Exactly as given, repeat all of the entries.
* start Supplied records *
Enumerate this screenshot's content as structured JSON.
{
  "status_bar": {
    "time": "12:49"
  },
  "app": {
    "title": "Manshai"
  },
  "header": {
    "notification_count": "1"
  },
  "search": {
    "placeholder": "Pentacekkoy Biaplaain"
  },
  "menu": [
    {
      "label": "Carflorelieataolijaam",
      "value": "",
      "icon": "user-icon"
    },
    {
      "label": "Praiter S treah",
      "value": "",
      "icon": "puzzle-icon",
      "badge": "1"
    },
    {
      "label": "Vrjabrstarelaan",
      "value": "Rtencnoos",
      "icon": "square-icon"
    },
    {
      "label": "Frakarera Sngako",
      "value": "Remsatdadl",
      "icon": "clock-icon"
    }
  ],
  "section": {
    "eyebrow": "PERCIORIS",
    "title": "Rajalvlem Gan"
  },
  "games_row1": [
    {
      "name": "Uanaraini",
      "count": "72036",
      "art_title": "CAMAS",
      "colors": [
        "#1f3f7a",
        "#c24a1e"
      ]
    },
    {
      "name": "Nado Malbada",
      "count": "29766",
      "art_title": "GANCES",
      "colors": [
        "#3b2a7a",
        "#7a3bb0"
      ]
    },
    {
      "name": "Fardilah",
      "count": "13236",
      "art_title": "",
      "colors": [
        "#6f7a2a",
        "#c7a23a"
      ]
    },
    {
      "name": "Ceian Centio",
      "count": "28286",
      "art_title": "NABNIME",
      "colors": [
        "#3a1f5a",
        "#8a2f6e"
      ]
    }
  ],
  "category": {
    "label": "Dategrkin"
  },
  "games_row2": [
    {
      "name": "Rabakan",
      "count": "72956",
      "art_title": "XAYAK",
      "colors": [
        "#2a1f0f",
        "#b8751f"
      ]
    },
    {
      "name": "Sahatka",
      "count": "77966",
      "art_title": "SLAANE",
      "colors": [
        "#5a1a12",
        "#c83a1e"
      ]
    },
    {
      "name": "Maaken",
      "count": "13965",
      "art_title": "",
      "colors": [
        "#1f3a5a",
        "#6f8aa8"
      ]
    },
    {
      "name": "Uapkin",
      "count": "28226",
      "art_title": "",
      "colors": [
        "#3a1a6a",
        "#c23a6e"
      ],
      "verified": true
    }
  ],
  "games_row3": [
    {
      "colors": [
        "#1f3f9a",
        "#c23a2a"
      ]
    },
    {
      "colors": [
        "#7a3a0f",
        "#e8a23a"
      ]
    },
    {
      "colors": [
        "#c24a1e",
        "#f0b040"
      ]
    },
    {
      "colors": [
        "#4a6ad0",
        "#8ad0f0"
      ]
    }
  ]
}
* end Supplied records *
◆ **Task result**
Enumerate this screenshot's content as structured JSON.
{
  "status_bar": {
    "time": "12:49"
  },
  "app": {
    "title": "Manshai"
  },
  "header": {
    "notification_count": "1"
  },
  "search": {
    "placeholder": "Pentacekkoy Biaplaain"
  },
  "menu": [
    {
      "label": "Carflorelieataolijaam",
      "value": "",
      "icon": "user-icon"
    },
    {
      "label": "Praiter S treah",
      "value": "",
      "icon": "puzzle-icon",
      "badge": "1"
    },
    {
      "label": "Vrjabrstarelaan",
      "value": "Rtencnoos",
      "icon": "square-icon"
    },
    {
      "label": "Frakarera Sngako",
      "value": "Remsatdadl",
      "icon": "clock-icon"
    }
  ],
  "section": {
    "eyebrow": "PERCIORIS",
    "title": "Rajalvlem Gan"
  },
  "games_row1": [
    {
      "name": "Uanaraini",
      "count": "72036",
      "art_title": "CAMAS",
      "colors": [
        "#1f3f7a",
        "#c24a1e"
      ]
    },
    {
      "name": "Nado Malbada",
      "count": "29766",
      "art_title": "GANCES",
      "colors": [
        "#3b2a7a",
        "#7a3bb0"
      ]
    },
    {
      "name": "Fardilah",
      "count": "13236",
      "art_title": "",
      "colors": [
        "#6f7a2a",
        "#c7a23a"
      ]
    },
    {
      "name": "Ceian Centio",
      "count": "28286",
      "art_title": "NABNIME",
      "colors": [
        "#3a1f5a",
        "#8a2f6e"
      ]
    }
  ],
  "category": {
    "label": "Dategrkin"
  },
  "games_row2": [
    {
      "name": "Rabakan",
      "count": "72956",
      "art_title": "XAYAK",
      "colors": [
        "#2a1f0f",
        "#b8751f"
      ]
    },
    {
      "name": "Sahatka",
      "count": "77966",
      "art_title": "SLAANE",
      "colors": [
        "#5a1a12",
        "#c83a1e"
      ]
    },
    {
      "name": "Maaken",
      "count": "13965",
      "art_title": "",
      "colors": [
        "#1f3a5a",
        "#6f8aa8"
      ]
    },
    {
      "name": "Uapkin",
      "count": "28226",
      "art_title": "",
      "colors": [
        "#3a1a6a",
        "#c23a6e"
      ],
      "verified": true
    }
  ],
  "games_row3": [
    {
      "colors": [
        "#1f3f9a",
        "#c23a2a"
      ]
    },
    {
      "colors": [
        "#7a3a0f",
        "#e8a23a"
      ]
    },
    {
      "colors": [
        "#c24a1e",
        "#f0b040"
      ]
    },
    {
      "colors": [
        "#4a6ad0",
        "#8ad0f0"
      ]
    }
  ]
}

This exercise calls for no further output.